* _MATERIAL FOR THIS TASK_:

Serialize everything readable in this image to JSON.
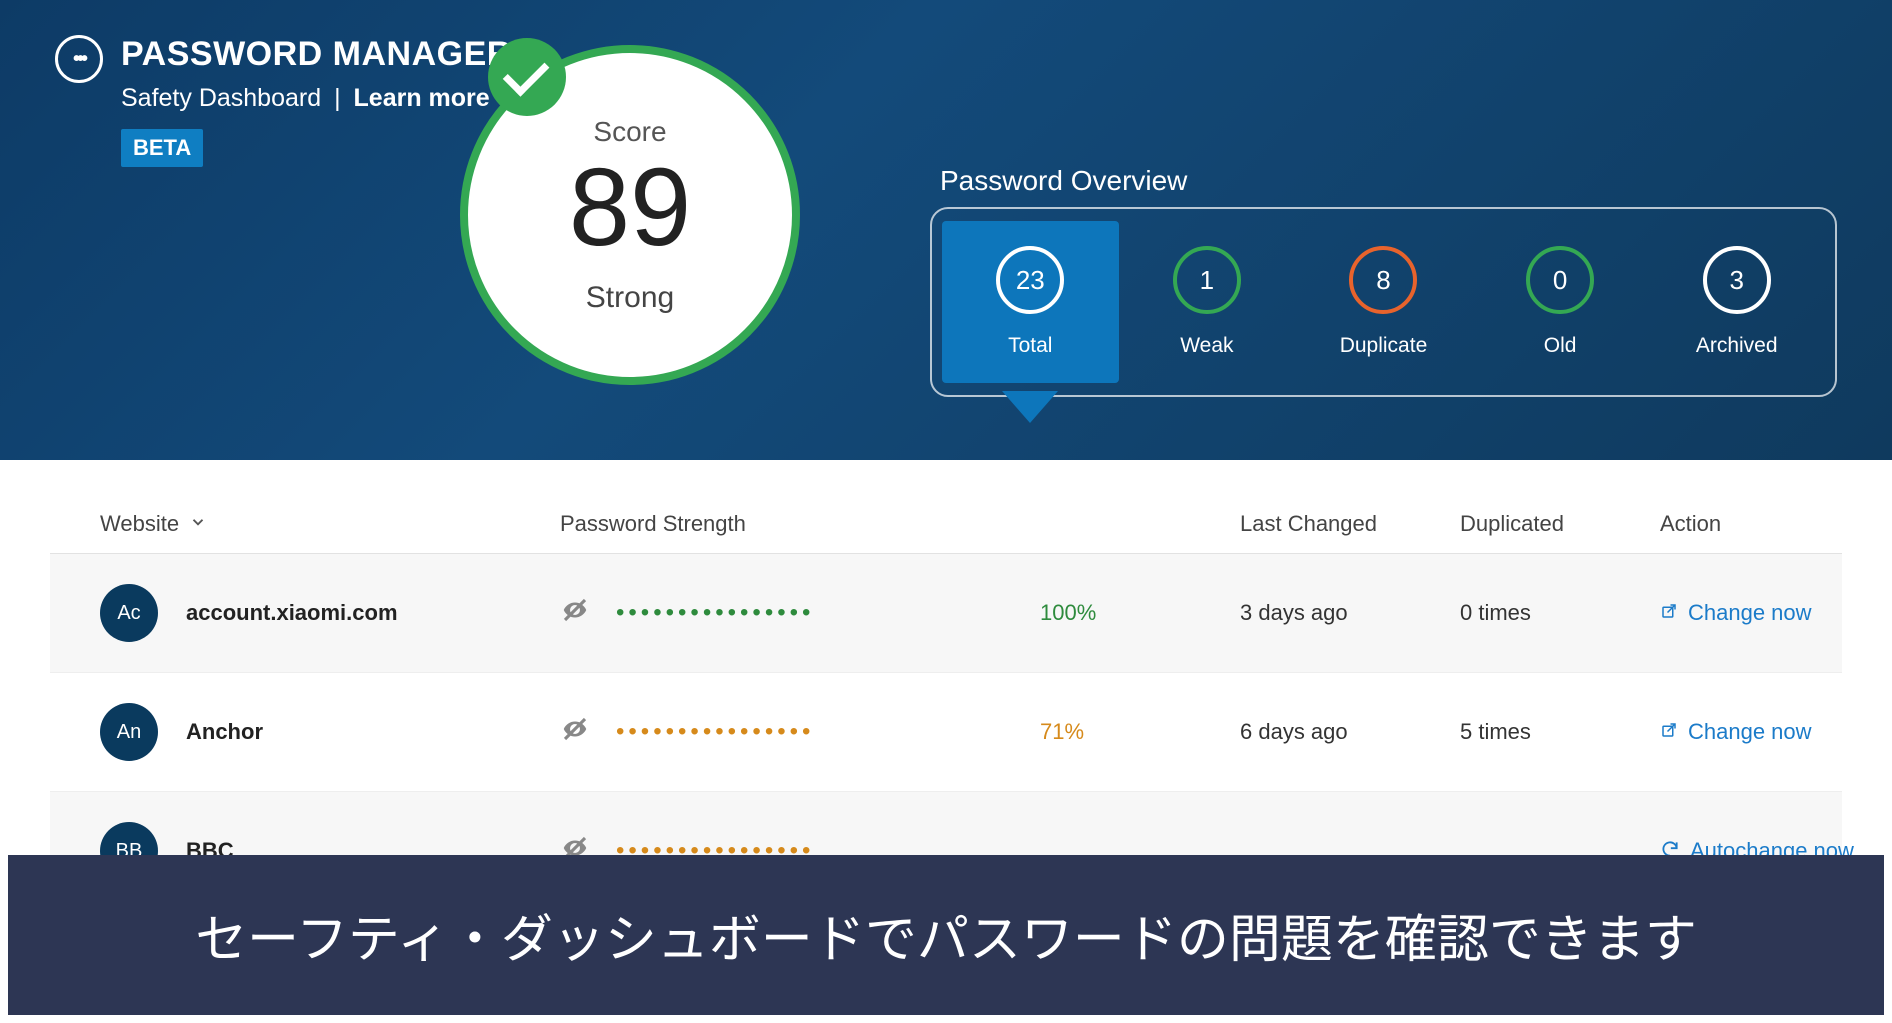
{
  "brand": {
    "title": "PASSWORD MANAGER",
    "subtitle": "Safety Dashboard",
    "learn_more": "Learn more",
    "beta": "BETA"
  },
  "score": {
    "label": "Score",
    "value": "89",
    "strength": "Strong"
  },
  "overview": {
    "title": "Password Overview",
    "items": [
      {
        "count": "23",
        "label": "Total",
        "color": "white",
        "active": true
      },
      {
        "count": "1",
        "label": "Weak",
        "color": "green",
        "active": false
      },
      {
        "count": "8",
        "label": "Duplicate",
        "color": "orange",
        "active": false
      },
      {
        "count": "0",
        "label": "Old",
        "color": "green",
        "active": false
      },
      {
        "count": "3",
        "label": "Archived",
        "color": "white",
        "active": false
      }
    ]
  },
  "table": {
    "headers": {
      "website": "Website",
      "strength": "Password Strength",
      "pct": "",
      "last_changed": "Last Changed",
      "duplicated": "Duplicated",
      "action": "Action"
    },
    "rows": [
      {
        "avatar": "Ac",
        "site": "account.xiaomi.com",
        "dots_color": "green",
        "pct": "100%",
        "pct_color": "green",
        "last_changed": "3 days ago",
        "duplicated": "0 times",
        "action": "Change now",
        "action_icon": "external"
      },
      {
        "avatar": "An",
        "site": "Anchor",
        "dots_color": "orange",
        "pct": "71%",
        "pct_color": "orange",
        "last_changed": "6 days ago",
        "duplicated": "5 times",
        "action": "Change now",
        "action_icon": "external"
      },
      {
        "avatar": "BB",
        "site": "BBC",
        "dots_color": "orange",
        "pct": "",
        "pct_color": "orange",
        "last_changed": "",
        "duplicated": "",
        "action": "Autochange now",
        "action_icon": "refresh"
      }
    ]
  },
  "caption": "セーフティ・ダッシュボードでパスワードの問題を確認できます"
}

* _TO DO_:
Write out the entries above word for word. Do not include the pictures.

* _ANSWER FOR THIS EXERCISE_:
Serialize everything readable in this image to JSON.
{
  "brand": {
    "title": "PASSWORD MANAGER",
    "subtitle": "Safety Dashboard",
    "learn_more": "Learn more",
    "beta": "BETA"
  },
  "score": {
    "label": "Score",
    "value": "89",
    "strength": "Strong"
  },
  "overview": {
    "title": "Password Overview",
    "items": [
      {
        "count": "23",
        "label": "Total",
        "color": "white",
        "active": true
      },
      {
        "count": "1",
        "label": "Weak",
        "color": "green",
        "active": false
      },
      {
        "count": "8",
        "label": "Duplicate",
        "color": "orange",
        "active": false
      },
      {
        "count": "0",
        "label": "Old",
        "color": "green",
        "active": false
      },
      {
        "count": "3",
        "label": "Archived",
        "color": "white",
        "active": false
      }
    ]
  },
  "table": {
    "headers": {
      "website": "Website",
      "strength": "Password Strength",
      "pct": "",
      "last_changed": "Last Changed",
      "duplicated": "Duplicated",
      "action": "Action"
    },
    "rows": [
      {
        "avatar": "Ac",
        "site": "account.xiaomi.com",
        "dots_color": "green",
        "pct": "100%",
        "pct_color": "green",
        "last_changed": "3 days ago",
        "duplicated": "0 times",
        "action": "Change now",
        "action_icon": "external"
      },
      {
        "avatar": "An",
        "site": "Anchor",
        "dots_color": "orange",
        "pct": "71%",
        "pct_color": "orange",
        "last_changed": "6 days ago",
        "duplicated": "5 times",
        "action": "Change now",
        "action_icon": "external"
      },
      {
        "avatar": "BB",
        "site": "BBC",
        "dots_color": "orange",
        "pct": "",
        "pct_color": "orange",
        "last_changed": "",
        "duplicated": "",
        "action": "Autochange now",
        "action_icon": "refresh"
      }
    ]
  },
  "caption": "セーフティ・ダッシュボードでパスワードの問題を確認できます"
}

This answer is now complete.